▽

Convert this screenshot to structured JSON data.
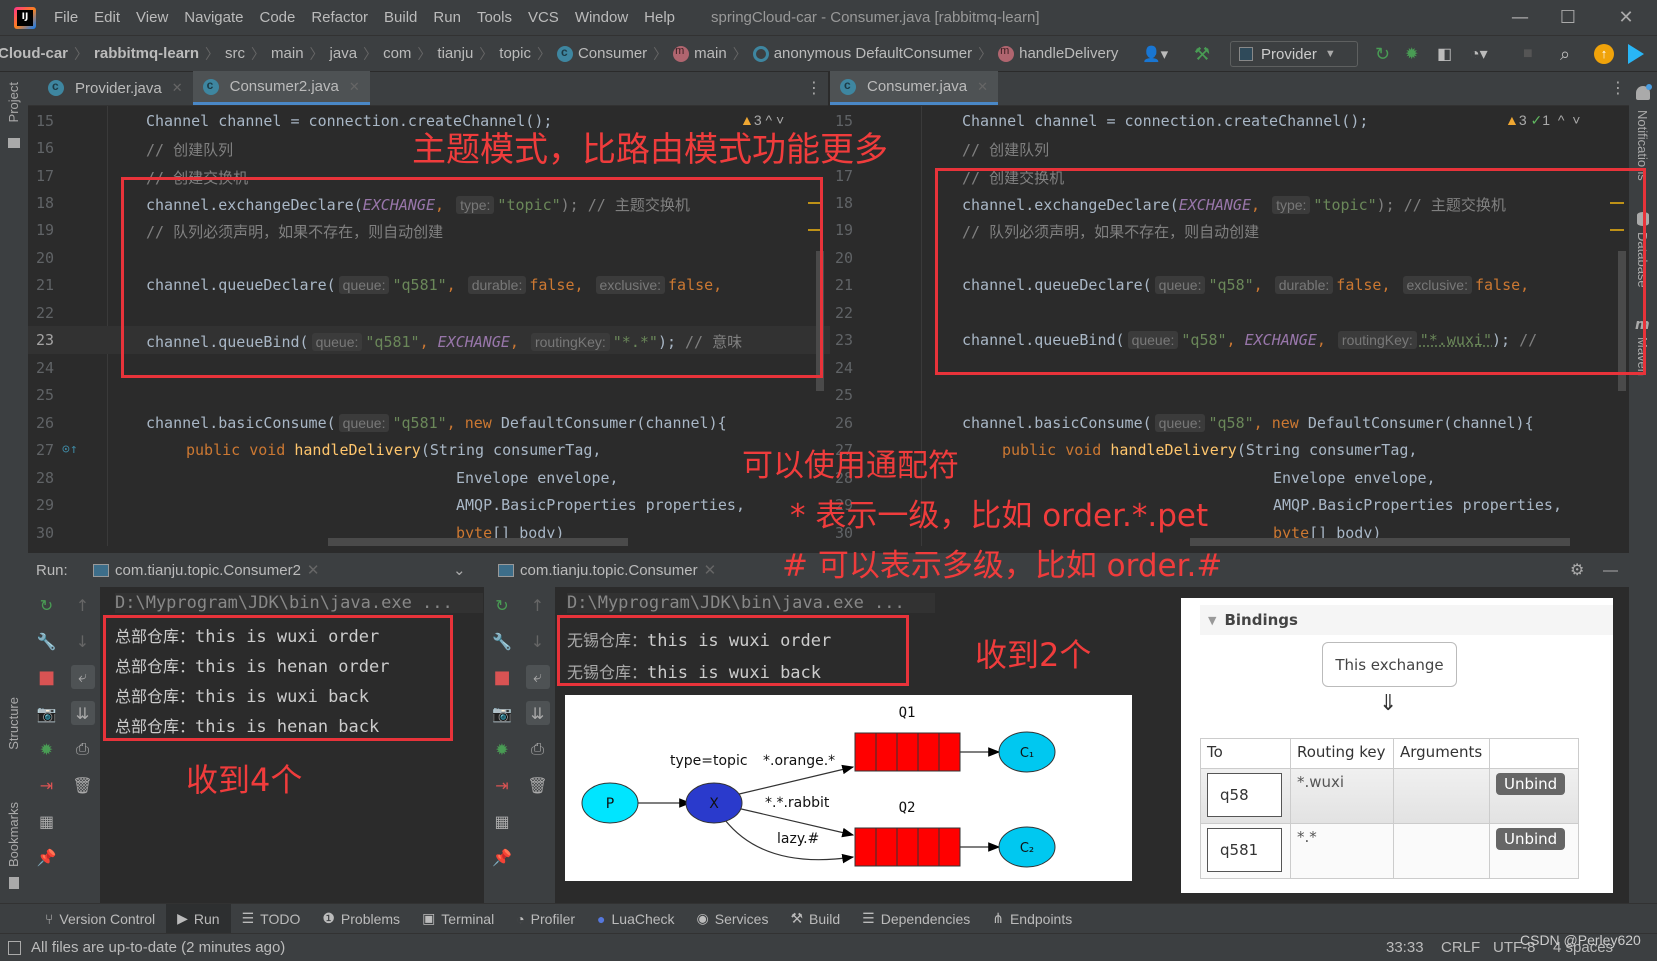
{
  "menubar": {
    "items": [
      "File",
      "Edit",
      "View",
      "Navigate",
      "Code",
      "Refactor",
      "Build",
      "Run",
      "Tools",
      "VCS",
      "Window",
      "Help"
    ],
    "title": "springCloud-car - Consumer.java [rabbitmq-learn]",
    "minimize": "—",
    "maximize": "☐",
    "close": "✕"
  },
  "navbar": {
    "crumbs": [
      "Cloud-car",
      "rabbitmq-learn",
      "src",
      "main",
      "java",
      "com",
      "tianju",
      "topic",
      "Consumer",
      "main",
      "anonymous DefaultConsumer",
      "handleDelivery"
    ],
    "run_config": "Provider"
  },
  "left_editor": {
    "tabs": [
      {
        "label": "Provider.java"
      },
      {
        "label": "Consumer2.java",
        "active": true
      }
    ],
    "inspection": {
      "warnings": "3"
    },
    "queue": "\"q581\"",
    "routing_key": "\"*.*\"",
    "trailing_comment": "// 意味",
    "lines": [
      "15",
      "16",
      "17",
      "18",
      "19",
      "20",
      "21",
      "22",
      "23",
      "24",
      "25",
      "26",
      "27",
      "28",
      "29",
      "30"
    ]
  },
  "right_editor": {
    "tabs": [
      {
        "label": "Consumer.java",
        "active": true
      }
    ],
    "inspection": {
      "warnings": "3",
      "ok": "1"
    },
    "queue": "\"q58\"",
    "routing_key": "\"*.wuxi\"",
    "lines": [
      "15",
      "16",
      "17",
      "18",
      "19",
      "20",
      "21",
      "22",
      "23",
      "24",
      "25",
      "26",
      "27",
      "28",
      "29",
      "30"
    ]
  },
  "code": {
    "l15": "Channel channel = connection.createChannel();",
    "l16": "// 创建队列",
    "l17": "// 创建交换机",
    "l18a": "channel.exchangeDeclare(",
    "l18b": "EXCHANGE",
    "hint_type": "type:",
    "l18c": "\"topic\"",
    "l18d": "); // 主题交换机",
    "l19": "// 队列必须声明，如果不存在，则自动创建",
    "l21a": "channel.queueDeclare(",
    "hint_queue": "queue:",
    "hint_durable": "durable:",
    "hint_exclusive": "exclusive:",
    "false": "false",
    "l23a": "channel.queueBind(",
    "hint_rk": "routingKey:",
    "l26a": "channel.basicConsume(",
    "new_kw": "new",
    "l26b": " DefaultConsumer(channel){",
    "l27a": "public void ",
    "l27b": "handleDelivery",
    "l27c": "(String consumerTag,",
    "l28": "Envelope envelope,",
    "l29": "AMQP.BasicProperties properties,",
    "l30a": "byte",
    "l30b": "[] body)"
  },
  "annotations": {
    "title": "主题模式，比路由模式功能更多",
    "wildcard": "可以使用通配符",
    "star": "* 表示一级，比如 order.*.pet",
    "hash": "# 可以表示多级，比如 order.#",
    "recv4": "收到4个",
    "recv2": "收到2个"
  },
  "run_panel": {
    "label": "Run:",
    "left_tab": "com.tianju.topic.Consumer2",
    "right_tab": "com.tianju.topic.Consumer",
    "cmd": "D:\\Myprogram\\JDK\\bin\\java.exe ...",
    "left_output": [
      {
        "prefix": "总部仓库：",
        "msg": "this is wuxi order"
      },
      {
        "prefix": "总部仓库：",
        "msg": "this is henan order"
      },
      {
        "prefix": "总部仓库：",
        "msg": "this is wuxi back"
      },
      {
        "prefix": "总部仓库：",
        "msg": "this is henan back"
      }
    ],
    "right_output": [
      {
        "prefix": "无锡仓库：",
        "msg": "this is wuxi order"
      },
      {
        "prefix": "无锡仓库：",
        "msg": "this is wuxi back"
      }
    ]
  },
  "diagram": {
    "type_label": "type=topic",
    "producer": "P",
    "exchange": "X",
    "q1": "Q1",
    "q2": "Q2",
    "c1": "C₁",
    "c2": "C₂",
    "key1": "*.orange.*",
    "key2": "*.*.rabbit",
    "key3": "lazy.#"
  },
  "bindings": {
    "title": "Bindings",
    "this_exchange": "This exchange",
    "arrow": "⇓",
    "headers": [
      "To",
      "Routing key",
      "Arguments",
      ""
    ],
    "rows": [
      {
        "to": "q58",
        "key": "*.wuxi",
        "args": "",
        "action": "Unbind"
      },
      {
        "to": "q581",
        "key": "*.*",
        "args": "",
        "action": "Unbind"
      }
    ]
  },
  "side_labels": {
    "project": "Project",
    "structure": "Structure",
    "bookmarks": "Bookmarks",
    "notifications": "Notifications",
    "database": "Database",
    "maven": "Maven"
  },
  "bottom_tools": [
    "Version Control",
    "Run",
    "TODO",
    "Problems",
    "Terminal",
    "Profiler",
    "LuaCheck",
    "Services",
    "Build",
    "Dependencies",
    "Endpoints"
  ],
  "status": {
    "message": "All files are up-to-date (2 minutes ago)",
    "position": "33:33",
    "line_sep": "CRLF",
    "encoding": "UTF-8",
    "indent": "4 spaces",
    "watermark": "CSDN @Perley620"
  }
}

△

Apart from the pictures, the entries above are to be repeated in full and exactly.

# Output
Convert this screenshot to structured JSON data.
{
  "menubar": {
    "items": [
      "File",
      "Edit",
      "View",
      "Navigate",
      "Code",
      "Refactor",
      "Build",
      "Run",
      "Tools",
      "VCS",
      "Window",
      "Help"
    ],
    "title": "springCloud-car - Consumer.java [rabbitmq-learn]",
    "minimize": "—",
    "maximize": "☐",
    "close": "✕"
  },
  "navbar": {
    "crumbs": [
      "Cloud-car",
      "rabbitmq-learn",
      "src",
      "main",
      "java",
      "com",
      "tianju",
      "topic",
      "Consumer",
      "main",
      "anonymous DefaultConsumer",
      "handleDelivery"
    ],
    "run_config": "Provider"
  },
  "left_editor": {
    "tabs": [
      {
        "label": "Provider.java"
      },
      {
        "label": "Consumer2.java",
        "active": true
      }
    ],
    "inspection": {
      "warnings": "3"
    },
    "queue": "\"q581\"",
    "routing_key": "\"*.*\"",
    "trailing_comment": "// 意味",
    "lines": [
      "15",
      "16",
      "17",
      "18",
      "19",
      "20",
      "21",
      "22",
      "23",
      "24",
      "25",
      "26",
      "27",
      "28",
      "29",
      "30"
    ]
  },
  "right_editor": {
    "tabs": [
      {
        "label": "Consumer.java",
        "active": true
      }
    ],
    "inspection": {
      "warnings": "3",
      "ok": "1"
    },
    "queue": "\"q58\"",
    "routing_key": "\"*.wuxi\"",
    "lines": [
      "15",
      "16",
      "17",
      "18",
      "19",
      "20",
      "21",
      "22",
      "23",
      "24",
      "25",
      "26",
      "27",
      "28",
      "29",
      "30"
    ]
  },
  "code": {
    "l15": "Channel channel = connection.createChannel();",
    "l16": "// 创建队列",
    "l17": "// 创建交换机",
    "l18a": "channel.exchangeDeclare(",
    "l18b": "EXCHANGE",
    "hint_type": "type:",
    "l18c": "\"topic\"",
    "l18d": "); // 主题交换机",
    "l19": "// 队列必须声明，如果不存在，则自动创建",
    "l21a": "channel.queueDeclare(",
    "hint_queue": "queue:",
    "hint_durable": "durable:",
    "hint_exclusive": "exclusive:",
    "false": "false",
    "l23a": "channel.queueBind(",
    "hint_rk": "routingKey:",
    "l26a": "channel.basicConsume(",
    "new_kw": "new",
    "l26b": " DefaultConsumer(channel){",
    "l27a": "public void ",
    "l27b": "handleDelivery",
    "l27c": "(String consumerTag,",
    "l28": "Envelope envelope,",
    "l29": "AMQP.BasicProperties properties,",
    "l30a": "byte",
    "l30b": "[] body)"
  },
  "annotations": {
    "title": "主题模式，比路由模式功能更多",
    "wildcard": "可以使用通配符",
    "star": "* 表示一级，比如 order.*.pet",
    "hash": "# 可以表示多级，比如 order.#",
    "recv4": "收到4个",
    "recv2": "收到2个"
  },
  "run_panel": {
    "label": "Run:",
    "left_tab": "com.tianju.topic.Consumer2",
    "right_tab": "com.tianju.topic.Consumer",
    "cmd": "D:\\Myprogram\\JDK\\bin\\java.exe ...",
    "left_output": [
      {
        "prefix": "总部仓库：",
        "msg": "this is wuxi order"
      },
      {
        "prefix": "总部仓库：",
        "msg": "this is henan order"
      },
      {
        "prefix": "总部仓库：",
        "msg": "this is wuxi back"
      },
      {
        "prefix": "总部仓库：",
        "msg": "this is henan back"
      }
    ],
    "right_output": [
      {
        "prefix": "无锡仓库：",
        "msg": "this is wuxi order"
      },
      {
        "prefix": "无锡仓库：",
        "msg": "this is wuxi back"
      }
    ]
  },
  "diagram": {
    "type_label": "type=topic",
    "producer": "P",
    "exchange": "X",
    "q1": "Q1",
    "q2": "Q2",
    "c1": "C₁",
    "c2": "C₂",
    "key1": "*.orange.*",
    "key2": "*.*.rabbit",
    "key3": "lazy.#"
  },
  "bindings": {
    "title": "Bindings",
    "this_exchange": "This exchange",
    "arrow": "⇓",
    "headers": [
      "To",
      "Routing key",
      "Arguments",
      ""
    ],
    "rows": [
      {
        "to": "q58",
        "key": "*.wuxi",
        "args": "",
        "action": "Unbind"
      },
      {
        "to": "q581",
        "key": "*.*",
        "args": "",
        "action": "Unbind"
      }
    ]
  },
  "side_labels": {
    "project": "Project",
    "structure": "Structure",
    "bookmarks": "Bookmarks",
    "notifications": "Notifications",
    "database": "Database",
    "maven": "Maven"
  },
  "bottom_tools": [
    "Version Control",
    "Run",
    "TODO",
    "Problems",
    "Terminal",
    "Profiler",
    "LuaCheck",
    "Services",
    "Build",
    "Dependencies",
    "Endpoints"
  ],
  "status": {
    "message": "All files are up-to-date (2 minutes ago)",
    "position": "33:33",
    "line_sep": "CRLF",
    "encoding": "UTF-8",
    "indent": "4 spaces",
    "watermark": "CSDN @Perley620"
  }
}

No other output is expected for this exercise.